» **Given request**
Output each entry exactly; skip nothing.

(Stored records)

━━━━━━━━

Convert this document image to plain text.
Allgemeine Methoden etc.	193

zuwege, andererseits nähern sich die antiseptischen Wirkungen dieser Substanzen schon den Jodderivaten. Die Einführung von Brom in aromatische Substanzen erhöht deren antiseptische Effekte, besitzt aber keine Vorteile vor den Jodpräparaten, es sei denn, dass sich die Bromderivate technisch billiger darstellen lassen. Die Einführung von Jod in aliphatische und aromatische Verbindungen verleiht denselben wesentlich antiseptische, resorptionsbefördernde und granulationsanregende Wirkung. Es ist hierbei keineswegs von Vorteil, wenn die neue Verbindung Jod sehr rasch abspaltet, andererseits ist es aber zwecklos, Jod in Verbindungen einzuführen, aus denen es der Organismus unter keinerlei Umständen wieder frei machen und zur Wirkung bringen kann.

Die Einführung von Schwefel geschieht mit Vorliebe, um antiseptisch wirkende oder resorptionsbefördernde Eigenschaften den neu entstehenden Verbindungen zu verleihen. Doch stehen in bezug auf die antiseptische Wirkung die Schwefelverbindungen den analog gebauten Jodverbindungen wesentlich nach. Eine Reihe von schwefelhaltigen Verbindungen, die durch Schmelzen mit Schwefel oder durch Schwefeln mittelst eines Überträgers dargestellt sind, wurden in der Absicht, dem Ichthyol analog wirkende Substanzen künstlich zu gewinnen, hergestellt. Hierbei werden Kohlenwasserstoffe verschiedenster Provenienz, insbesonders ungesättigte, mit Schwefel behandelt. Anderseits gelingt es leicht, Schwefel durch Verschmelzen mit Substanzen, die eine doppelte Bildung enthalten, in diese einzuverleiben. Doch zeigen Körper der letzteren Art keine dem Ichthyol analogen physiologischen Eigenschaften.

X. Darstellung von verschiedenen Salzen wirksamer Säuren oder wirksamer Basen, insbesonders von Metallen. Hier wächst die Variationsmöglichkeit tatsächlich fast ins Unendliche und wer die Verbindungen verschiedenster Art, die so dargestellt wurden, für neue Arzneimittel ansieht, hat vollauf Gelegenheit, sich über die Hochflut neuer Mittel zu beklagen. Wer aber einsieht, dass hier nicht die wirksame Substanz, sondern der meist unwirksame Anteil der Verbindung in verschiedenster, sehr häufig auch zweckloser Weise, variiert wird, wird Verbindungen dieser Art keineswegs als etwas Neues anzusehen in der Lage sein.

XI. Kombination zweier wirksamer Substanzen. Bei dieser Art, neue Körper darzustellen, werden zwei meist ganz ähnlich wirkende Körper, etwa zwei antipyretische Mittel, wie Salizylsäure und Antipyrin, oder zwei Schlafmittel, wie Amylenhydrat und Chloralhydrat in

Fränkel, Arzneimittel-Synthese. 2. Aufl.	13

━━━━━━━━

» **Reply**
Convert this document image to plain text.
Allgemeine Methoden etc.	193

zuwege, andererseits nähern sich die antiseptischen Wirkungen dieser Substanzen schon den Jodderivaten. Die Einführung von Brom in aromatische Substanzen erhöht deren antiseptische Effekte, besitzt aber keine Vorteile vor den Jodpräparaten, es sei denn, dass sich die Bromderivate technisch billiger darstellen lassen. Die Einführung von Jod in aliphatische und aromatische Verbindungen verleiht denselben wesentlich antiseptische, resorptionsbefördernde und granulationsanregende Wirkung. Es ist hierbei keineswegs von Vorteil, wenn die neue Verbindung Jod sehr rasch abspaltet, andererseits ist es aber zwecklos, Jod in Verbindungen einzuführen, aus denen es der Organismus unter keinerlei Umständen wieder frei machen und zur Wirkung bringen kann.

Die Einführung von Schwefel geschieht mit Vorliebe, um antiseptisch wirkende oder resorptionsbefördernde Eigenschaften den neu entstehenden Verbindungen zu verleihen. Doch stehen in bezug auf die antiseptische Wirkung die Schwefelverbindungen den analog gebauten Jodverbindungen wesentlich nach. Eine Reihe von schwefelhaltigen Verbindungen, die durch Schmelzen mit Schwefel oder durch Schwefeln mittelst eines Überträgers dargestellt sind, wurden in der Absicht, dem Ichthyol analog wirkende Substanzen künstlich zu gewinnen, hergestellt. Hierbei werden Kohlenwasserstoffe verschiedenster Provenienz, insbesonders ungesättigte, mit Schwefel behandelt. Anderseits gelingt es leicht, Schwefel durch Verschmelzen mit Substanzen, die eine doppelte Bildung enthalten, in diese einzuverleiben. Doch zeigen Körper der letzteren Art keine dem Ichthyol analogen physiologischen Eigenschaften.

X. Darstellung von verschiedenen Salzen wirksamer Säuren oder wirksamer Basen, insbesonders von Metallen. Hier wächst die Variationsmöglichkeit tatsächlich fast ins Unendliche und wer die Verbindungen verschiedenster Art, die so dargestellt wurden, für neue Arzneimittel ansieht, hat vollauf Gelegenheit, sich über die Hochflut neuer Mittel zu beklagen. Wer aber einsieht, dass hier nicht die wirksame Substanz, sondern der meist unwirksame Anteil der Verbindung in verschiedenster, sehr häufig auch zweckloser Weise, variiert wird, wird Verbindungen dieser Art keineswegs als etwas Neues anzusehen in der Lage sein.

XI. Kombination zweier wirksamer Substanzen. Bei dieser Art, neue Körper darzustellen, werden zwei meist ganz ähnlich wirkende Körper, etwa zwei antipyretische Mittel, wie Salizylsäure und Antipyrin, oder zwei Schlafmittel, wie Amylenhydrat und Chloralhydrat in

Fränkel, Arzneimittel-Synthese. 2. Aufl.	13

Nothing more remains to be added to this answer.